◆ PROBLEM DESCRIPTION:
Report, as a bare number, how many lines contain the string "data".

* begin SUPPLIED INFORMATION *

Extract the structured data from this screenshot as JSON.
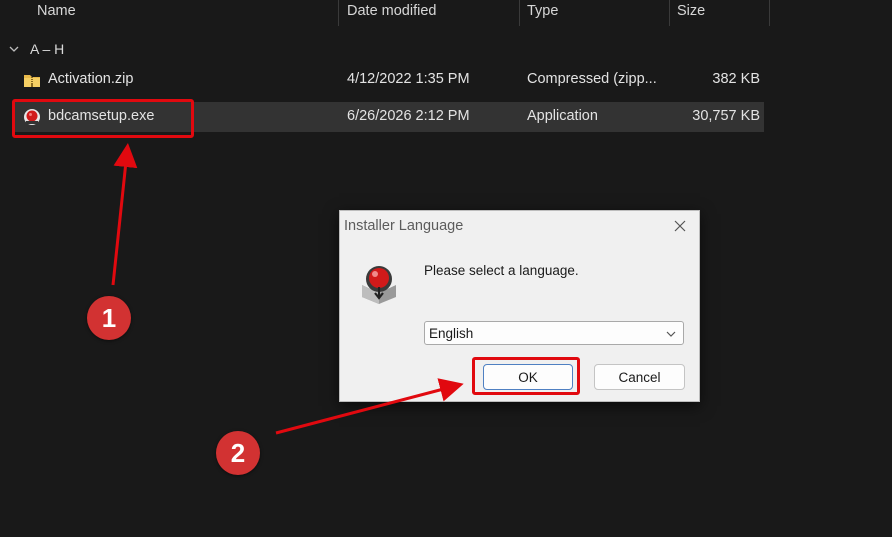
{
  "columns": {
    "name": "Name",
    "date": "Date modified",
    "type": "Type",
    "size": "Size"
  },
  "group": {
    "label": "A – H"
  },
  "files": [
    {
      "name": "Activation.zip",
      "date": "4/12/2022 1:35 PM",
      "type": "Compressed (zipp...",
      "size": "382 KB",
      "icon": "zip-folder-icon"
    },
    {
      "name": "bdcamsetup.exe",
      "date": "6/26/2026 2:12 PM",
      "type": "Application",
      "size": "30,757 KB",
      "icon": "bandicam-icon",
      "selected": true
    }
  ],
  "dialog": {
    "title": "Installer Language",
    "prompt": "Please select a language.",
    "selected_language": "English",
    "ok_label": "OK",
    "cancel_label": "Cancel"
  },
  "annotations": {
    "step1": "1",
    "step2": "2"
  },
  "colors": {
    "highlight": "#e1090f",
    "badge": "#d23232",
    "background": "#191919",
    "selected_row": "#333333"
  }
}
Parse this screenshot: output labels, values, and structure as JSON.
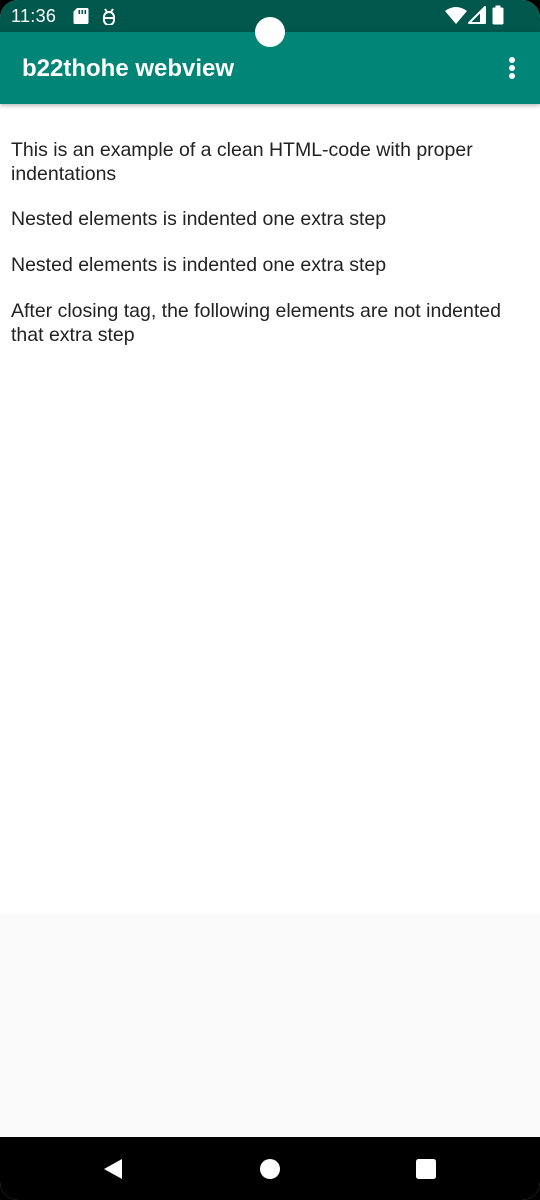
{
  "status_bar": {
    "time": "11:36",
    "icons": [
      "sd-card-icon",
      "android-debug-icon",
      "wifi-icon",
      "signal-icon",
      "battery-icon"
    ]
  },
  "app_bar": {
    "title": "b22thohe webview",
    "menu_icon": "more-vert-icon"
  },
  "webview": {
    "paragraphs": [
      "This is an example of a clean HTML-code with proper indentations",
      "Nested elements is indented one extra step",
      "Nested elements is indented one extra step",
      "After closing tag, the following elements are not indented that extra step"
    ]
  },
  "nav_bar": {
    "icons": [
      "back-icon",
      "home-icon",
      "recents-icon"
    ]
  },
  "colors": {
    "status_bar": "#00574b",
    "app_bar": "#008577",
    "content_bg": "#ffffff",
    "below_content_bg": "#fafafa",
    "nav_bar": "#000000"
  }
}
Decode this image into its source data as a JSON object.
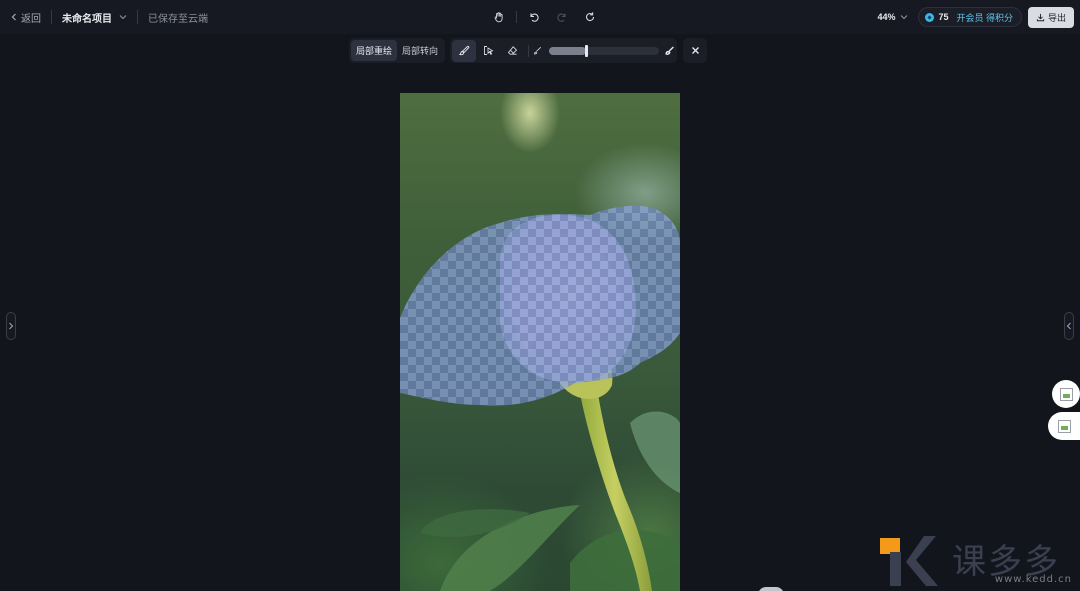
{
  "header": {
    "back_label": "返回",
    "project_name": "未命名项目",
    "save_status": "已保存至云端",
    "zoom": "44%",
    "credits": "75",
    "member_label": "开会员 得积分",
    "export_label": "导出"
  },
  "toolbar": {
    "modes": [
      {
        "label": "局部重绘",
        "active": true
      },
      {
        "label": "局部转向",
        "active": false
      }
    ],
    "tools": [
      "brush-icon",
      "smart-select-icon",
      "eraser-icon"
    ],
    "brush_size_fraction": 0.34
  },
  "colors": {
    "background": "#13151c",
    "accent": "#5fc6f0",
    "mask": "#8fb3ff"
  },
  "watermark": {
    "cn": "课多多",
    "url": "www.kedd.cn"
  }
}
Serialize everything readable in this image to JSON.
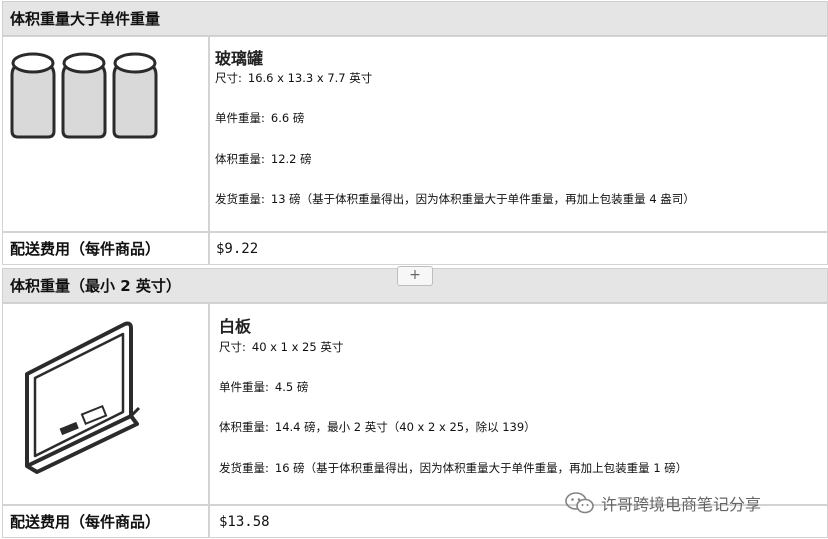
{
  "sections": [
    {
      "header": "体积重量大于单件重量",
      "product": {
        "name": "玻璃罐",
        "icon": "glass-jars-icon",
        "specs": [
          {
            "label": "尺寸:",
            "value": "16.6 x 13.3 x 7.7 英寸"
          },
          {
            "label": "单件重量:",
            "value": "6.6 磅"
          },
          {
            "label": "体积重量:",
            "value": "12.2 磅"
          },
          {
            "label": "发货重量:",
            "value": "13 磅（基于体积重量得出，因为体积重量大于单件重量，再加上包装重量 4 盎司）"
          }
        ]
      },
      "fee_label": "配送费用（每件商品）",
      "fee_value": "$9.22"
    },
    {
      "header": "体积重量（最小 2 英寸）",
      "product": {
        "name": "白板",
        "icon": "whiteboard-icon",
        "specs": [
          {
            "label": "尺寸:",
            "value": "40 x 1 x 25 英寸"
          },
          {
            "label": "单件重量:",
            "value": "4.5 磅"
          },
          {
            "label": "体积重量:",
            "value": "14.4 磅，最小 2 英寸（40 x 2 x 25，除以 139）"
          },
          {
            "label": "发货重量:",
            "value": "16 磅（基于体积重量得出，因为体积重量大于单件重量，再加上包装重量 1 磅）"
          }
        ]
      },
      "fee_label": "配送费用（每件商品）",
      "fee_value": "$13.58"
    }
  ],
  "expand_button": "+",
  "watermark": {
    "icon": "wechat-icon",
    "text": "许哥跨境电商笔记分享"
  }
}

* end SUPPLIED INFORMATION *

◆ RESPONSE:
2